* _REQUEST_
Convert each of the rows below into a numbered list, leaving out any blank lines.

********

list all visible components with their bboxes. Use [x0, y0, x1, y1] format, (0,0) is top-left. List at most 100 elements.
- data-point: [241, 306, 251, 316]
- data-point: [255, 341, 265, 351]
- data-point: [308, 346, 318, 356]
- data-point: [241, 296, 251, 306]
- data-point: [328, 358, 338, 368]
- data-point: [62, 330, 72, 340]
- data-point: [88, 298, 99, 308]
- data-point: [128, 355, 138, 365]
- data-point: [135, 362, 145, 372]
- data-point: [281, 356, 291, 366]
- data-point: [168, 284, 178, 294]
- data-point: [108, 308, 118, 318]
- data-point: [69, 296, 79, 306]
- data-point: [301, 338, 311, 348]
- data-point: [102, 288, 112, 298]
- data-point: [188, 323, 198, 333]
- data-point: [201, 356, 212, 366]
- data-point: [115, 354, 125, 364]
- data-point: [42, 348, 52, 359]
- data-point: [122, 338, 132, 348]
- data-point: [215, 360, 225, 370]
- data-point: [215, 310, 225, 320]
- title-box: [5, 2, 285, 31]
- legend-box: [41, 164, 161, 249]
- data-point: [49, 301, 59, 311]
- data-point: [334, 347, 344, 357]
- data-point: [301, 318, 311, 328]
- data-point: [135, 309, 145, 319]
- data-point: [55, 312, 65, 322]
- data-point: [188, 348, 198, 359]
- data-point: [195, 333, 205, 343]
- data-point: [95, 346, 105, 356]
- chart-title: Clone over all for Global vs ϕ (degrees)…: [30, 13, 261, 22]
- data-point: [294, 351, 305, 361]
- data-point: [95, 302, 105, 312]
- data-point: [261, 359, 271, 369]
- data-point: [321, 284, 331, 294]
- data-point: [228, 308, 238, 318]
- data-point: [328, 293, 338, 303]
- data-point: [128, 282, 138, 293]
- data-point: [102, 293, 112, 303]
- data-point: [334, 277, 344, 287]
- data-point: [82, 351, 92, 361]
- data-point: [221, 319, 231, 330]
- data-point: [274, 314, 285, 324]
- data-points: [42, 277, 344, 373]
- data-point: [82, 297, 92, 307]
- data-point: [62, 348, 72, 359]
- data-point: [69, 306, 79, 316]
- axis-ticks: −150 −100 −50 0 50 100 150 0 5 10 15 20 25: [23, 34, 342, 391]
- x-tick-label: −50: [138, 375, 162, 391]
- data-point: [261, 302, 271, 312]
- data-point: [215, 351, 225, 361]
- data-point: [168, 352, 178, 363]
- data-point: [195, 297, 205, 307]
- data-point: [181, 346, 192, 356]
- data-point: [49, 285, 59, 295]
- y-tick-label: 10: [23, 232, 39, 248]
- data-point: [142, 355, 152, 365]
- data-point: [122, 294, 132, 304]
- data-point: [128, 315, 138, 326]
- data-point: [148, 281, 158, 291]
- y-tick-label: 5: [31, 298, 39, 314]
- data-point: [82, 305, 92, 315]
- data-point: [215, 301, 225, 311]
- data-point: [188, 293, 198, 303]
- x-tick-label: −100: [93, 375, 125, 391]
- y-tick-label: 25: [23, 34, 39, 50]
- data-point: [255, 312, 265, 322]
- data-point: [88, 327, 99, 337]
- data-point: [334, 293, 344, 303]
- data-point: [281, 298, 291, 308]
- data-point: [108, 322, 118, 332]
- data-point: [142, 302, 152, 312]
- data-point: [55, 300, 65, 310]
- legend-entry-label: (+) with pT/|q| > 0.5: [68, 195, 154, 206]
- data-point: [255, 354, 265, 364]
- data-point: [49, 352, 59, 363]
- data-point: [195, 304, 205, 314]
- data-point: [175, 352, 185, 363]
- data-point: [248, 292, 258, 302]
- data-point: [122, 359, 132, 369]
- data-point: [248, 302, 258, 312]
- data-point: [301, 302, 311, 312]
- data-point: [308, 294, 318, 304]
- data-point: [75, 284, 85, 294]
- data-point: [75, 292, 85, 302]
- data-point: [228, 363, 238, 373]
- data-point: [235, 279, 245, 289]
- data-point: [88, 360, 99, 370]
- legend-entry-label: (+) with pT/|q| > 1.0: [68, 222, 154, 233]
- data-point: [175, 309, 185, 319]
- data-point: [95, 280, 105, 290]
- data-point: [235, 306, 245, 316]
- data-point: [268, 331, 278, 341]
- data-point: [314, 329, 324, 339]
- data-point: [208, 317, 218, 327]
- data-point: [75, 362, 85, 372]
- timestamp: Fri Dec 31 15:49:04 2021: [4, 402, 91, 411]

********

* _WRITTEN RESPONSE_
1. list all visible components with their bboxes. Use [x0, y0, x1, y1] format, (0,0) is top-left. List at most 100 elements.
2. - data-point: [241, 306, 251, 316]
3. - data-point: [255, 341, 265, 351]
4. - data-point: [308, 346, 318, 356]
5. - data-point: [241, 296, 251, 306]
6. - data-point: [328, 358, 338, 368]
7. - data-point: [62, 330, 72, 340]
8. - data-point: [88, 298, 99, 308]
9. - data-point: [128, 355, 138, 365]
10. - data-point: [135, 362, 145, 372]
11. - data-point: [281, 356, 291, 366]
12. - data-point: [168, 284, 178, 294]
13. - data-point: [108, 308, 118, 318]
14. - data-point: [69, 296, 79, 306]
15. - data-point: [301, 338, 311, 348]
16. - data-point: [102, 288, 112, 298]
17. - data-point: [188, 323, 198, 333]
18. - data-point: [201, 356, 212, 366]
19. - data-point: [115, 354, 125, 364]
20. - data-point: [42, 348, 52, 359]
21. - data-point: [122, 338, 132, 348]
22. - data-point: [215, 360, 225, 370]
23. - data-point: [215, 310, 225, 320]
24. - title-box: [5, 2, 285, 31]
25. - legend-box: [41, 164, 161, 249]
26. - data-point: [49, 301, 59, 311]
27. - data-point: [334, 347, 344, 357]
28. - data-point: [301, 318, 311, 328]
29. - data-point: [135, 309, 145, 319]
30. - data-point: [55, 312, 65, 322]
31. - data-point: [188, 348, 198, 359]
32. - data-point: [195, 333, 205, 343]
33. - data-point: [95, 346, 105, 356]
34. - chart-title: Clone over all for Global vs ϕ (degrees)…: [30, 13, 261, 22]
35. - data-point: [294, 351, 305, 361]
36. - data-point: [95, 302, 105, 312]
37. - data-point: [261, 359, 271, 369]
38. - data-point: [321, 284, 331, 294]
39. - data-point: [228, 308, 238, 318]
40. - data-point: [328, 293, 338, 303]
41. - data-point: [128, 282, 138, 293]
42. - data-point: [102, 293, 112, 303]
43. - data-point: [334, 277, 344, 287]
44. - data-point: [82, 351, 92, 361]
45. - data-point: [221, 319, 231, 330]
46. - data-point: [274, 314, 285, 324]
47. - data-points: [42, 277, 344, 373]
48. - data-point: [82, 297, 92, 307]
49. - data-point: [62, 348, 72, 359]
50. - data-point: [69, 306, 79, 316]
51. - axis-ticks: −150 −100 −50 0 50 100 150 0 5 10 15 20 25: [23, 34, 342, 391]
52. - x-tick-label: −50: [138, 375, 162, 391]
53. - data-point: [261, 302, 271, 312]
54. - data-point: [215, 351, 225, 361]
55. - data-point: [168, 352, 178, 363]
56. - data-point: [195, 297, 205, 307]
57. - data-point: [181, 346, 192, 356]
58. - data-point: [49, 285, 59, 295]
59. - y-tick-label: 10: [23, 232, 39, 248]
60. - data-point: [142, 355, 152, 365]
61. - data-point: [122, 294, 132, 304]
62. - data-point: [128, 315, 138, 326]
63. - data-point: [148, 281, 158, 291]
64. - y-tick-label: 5: [31, 298, 39, 314]
65. - data-point: [82, 305, 92, 315]
66. - data-point: [215, 301, 225, 311]
67. - data-point: [188, 293, 198, 303]
68. - x-tick-label: −100: [93, 375, 125, 391]
69. - y-tick-label: 25: [23, 34, 39, 50]
70. - data-point: [255, 312, 265, 322]
71. - data-point: [88, 327, 99, 337]
72. - data-point: [334, 293, 344, 303]
73. - data-point: [281, 298, 291, 308]
74. - data-point: [108, 322, 118, 332]
75. - data-point: [142, 302, 152, 312]
76. - data-point: [55, 300, 65, 310]
77. - legend-entry-label: (+) with pT/|q| > 0.5: [68, 195, 154, 206]
78. - data-point: [255, 354, 265, 364]
79. - data-point: [49, 352, 59, 363]
80. - data-point: [195, 304, 205, 314]
81. - data-point: [175, 352, 185, 363]
82. - data-point: [248, 292, 258, 302]
83. - data-point: [122, 359, 132, 369]
84. - data-point: [248, 302, 258, 312]
85. - data-point: [301, 302, 311, 312]
86. - data-point: [308, 294, 318, 304]
87. - data-point: [75, 284, 85, 294]
88. - data-point: [75, 292, 85, 302]
89. - data-point: [228, 363, 238, 373]
90. - data-point: [235, 279, 245, 289]
91. - data-point: [88, 360, 99, 370]
92. - legend-entry-label: (+) with pT/|q| > 1.0: [68, 222, 154, 233]
93. - data-point: [175, 309, 185, 319]
94. - data-point: [95, 280, 105, 290]
95. - data-point: [235, 306, 245, 316]
96. - data-point: [268, 331, 278, 341]
97. - data-point: [314, 329, 324, 339]
98. - data-point: [208, 317, 218, 327]
99. - data-point: [75, 362, 85, 372]
100. - timestamp: Fri Dec 31 15:49:04 2021: [4, 402, 91, 411]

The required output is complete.